CONSEGNA 1
Nel testo su ricerche Google e immatricolazioni, da quale anno accademico partono i dati disponibili sugli immatricolati?
CONSEGNA 2
Elenchi tutti i parametri con cui, secondo il testo su ricerche Google e immatricolazioni, sono state effettuate le ricerche su Google Insight for Search.
CONSEGNA 3
Prosegua il testo su ricerche Google e immatricolazioni a partire dal punto in cui si interrompe.

L’andamento delle ricerche su Google mostra infatti una periodicità piuttosto marcata che vede nel mese di settembre il picco più alto di interesse. Questo vale sia per la generica chiave “università” che per chiavi specifiche ai diversi atenei.
Di qui la domanda: esiste una correlazione fra volume di ricerche su Google e numero degli immatricolati in un certo anno accademico?
Ho provato a verificare questa ipotesi a partire dai dati sugli immatricolati disponibili sull’anagrafe nazionale degli studenti del sito del MIUR e al servizio Google Insight for Search.
Per quanto riguarda gli immatricolati mi sono limitato a scaricare i dati disponibili (partono dall’anno accademico 2003/2004) e accorpare i fogli excel divisi per anno accademico in un’unica tabella. Al momento risultano attivi 88 atenei e l’andamento complessivo degli immatricolati è il seguente

Per misurare il volume di ricerca su Google ho effettuato delle query su Google Insight for Search. Questo servizio restitutrice “il numero di ricerche web eseguite con un termine specifico rispetto al numero totale di ricerche effettuate su Google in un arco di tempo. Non rappresentano i valori del volume di ricerca assoluto, in quanto i dati vengono normalizzati e presentati in scala da 0 a 100; ciascun punto sul grafico viene diviso per il punto massimo o per 100” (si veda Che cosa indicano i numeri nel grafico? dalla guida del prodotto). I valori restituiti sono dunque compresi fra 0 e 100.
Nel nostro caso si tratta di ricerche effettuate su un singolo termine di ricerca con i seguenti parametri: Google Ricerca Web, Italia, Gennaio 2004-Settembre 2011, Tutte le categorie.
Ho deciso di raccogliere per ciascuno degli 88 atenei e per la chiave generica “università” i valori restituiti per il mese di agosto e quello di settembre (mesi durante i quali sono aperte le iscrizioni)*. Per quanto riguarda i singoli atenei ho dovuto concatenare termini di ricerca costruiti ad hoc per ciascun ateneo**.

ESTRATTI DEI DATI

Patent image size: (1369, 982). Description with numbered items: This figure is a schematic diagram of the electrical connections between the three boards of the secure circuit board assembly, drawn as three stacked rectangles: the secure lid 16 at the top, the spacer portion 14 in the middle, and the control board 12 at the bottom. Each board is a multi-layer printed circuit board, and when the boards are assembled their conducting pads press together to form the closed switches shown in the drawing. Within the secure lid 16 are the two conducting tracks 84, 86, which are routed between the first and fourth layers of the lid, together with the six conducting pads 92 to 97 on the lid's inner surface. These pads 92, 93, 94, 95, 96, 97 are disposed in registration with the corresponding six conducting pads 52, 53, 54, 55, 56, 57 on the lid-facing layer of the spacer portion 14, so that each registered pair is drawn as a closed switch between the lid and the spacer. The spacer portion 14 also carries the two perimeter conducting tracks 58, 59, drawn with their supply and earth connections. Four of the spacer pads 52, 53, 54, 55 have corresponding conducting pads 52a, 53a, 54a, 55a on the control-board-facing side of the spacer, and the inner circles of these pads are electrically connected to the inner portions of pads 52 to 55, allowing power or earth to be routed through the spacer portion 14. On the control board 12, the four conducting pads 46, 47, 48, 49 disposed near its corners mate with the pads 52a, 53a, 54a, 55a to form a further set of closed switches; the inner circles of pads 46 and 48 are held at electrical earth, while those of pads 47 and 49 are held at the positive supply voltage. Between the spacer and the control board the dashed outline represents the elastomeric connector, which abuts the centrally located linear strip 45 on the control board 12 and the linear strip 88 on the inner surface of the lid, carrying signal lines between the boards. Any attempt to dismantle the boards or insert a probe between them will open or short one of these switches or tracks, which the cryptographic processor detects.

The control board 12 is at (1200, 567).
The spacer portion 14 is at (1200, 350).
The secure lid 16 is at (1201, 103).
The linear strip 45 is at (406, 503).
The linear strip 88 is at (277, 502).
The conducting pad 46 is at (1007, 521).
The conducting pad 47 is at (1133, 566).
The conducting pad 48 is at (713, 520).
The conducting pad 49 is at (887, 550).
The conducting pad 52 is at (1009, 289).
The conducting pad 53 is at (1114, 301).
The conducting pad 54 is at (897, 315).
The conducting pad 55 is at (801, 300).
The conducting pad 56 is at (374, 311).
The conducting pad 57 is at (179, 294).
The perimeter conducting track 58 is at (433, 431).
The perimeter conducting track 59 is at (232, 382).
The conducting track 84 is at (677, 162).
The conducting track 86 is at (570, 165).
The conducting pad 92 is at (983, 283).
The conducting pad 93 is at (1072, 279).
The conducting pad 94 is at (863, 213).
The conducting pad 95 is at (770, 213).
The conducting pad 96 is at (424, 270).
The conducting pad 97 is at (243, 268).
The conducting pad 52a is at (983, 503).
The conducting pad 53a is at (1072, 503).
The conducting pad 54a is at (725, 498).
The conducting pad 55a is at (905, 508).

RISPOSTA FINALE 1
Dall'anno accademico 2003/2004.

RISPOSTA FINALE 2
- Google Ricerca Web
- Italia
- Gennaio 2004-Settembre 2011
- Tutte le categorie

RISPOSTA FINALE 3
Al termine della fase di data entry avevo dunque a disposizione le seguenti serie aggregate di dati per il complesso degli 88 atenei: ricerche per la chiave università (media agosto/settembre e settembre), media dei volumi di ricerca per ogni singolo ateneo (media agosto/settembre e settembre), media delle ricerche per ogni singolo ateneo escludendo i casi in cui il volume di ricerca era 0 (media agosto/settembre e settembre).
A questo punto, allo scopo di rendere confrontabili i dati, ho normalizzato il numero di immatricolati per anno accademico e per ateneo seguendo la stessa strategia utilizzata da Google Insight for Search. Ho dunque individuato il valore massimo attribuendo ad esso il punteggio 100 e normalizzato di conseguenza gli altri valori. In questo modo avevo disponibili serie di valori confrontabili su una scala compresa fra 0 e 100.
Avendo deciso di prendere come riferimento i mesi di agosto e settembre avevo tuttavia due valori per anno per quanto riguarda il volume di ricerca ed uno solo per gli immatricolati. Ho dunque deciso fare la media fra il valore di agosto e quello di settembre ottenendo un indice sintetico del volume per un singolo anno (in un secondo momento ho anche utilizzato il solo dato di settembre come confronto).
Poiché i dati degli immatricolati partono dal 2003/2004 e quelli di Google Insight for Search dal 2004 ho deciso di prendere in considerazione i dati degli immatricolati a partire dall’anno accademico 2004/2005. A partire da quell’anno, se ci fosse correlazione, ad un certo andamento del volume di ricerche su Google, dovrebbe corrispondere un analogo pattern nelle immatricolazioni. Inoltre i dati già disponibili di Google Insight per il 2011 dovrebbero prevedere l’andamento degli immatricolati per l’anno accademico 2011/2012.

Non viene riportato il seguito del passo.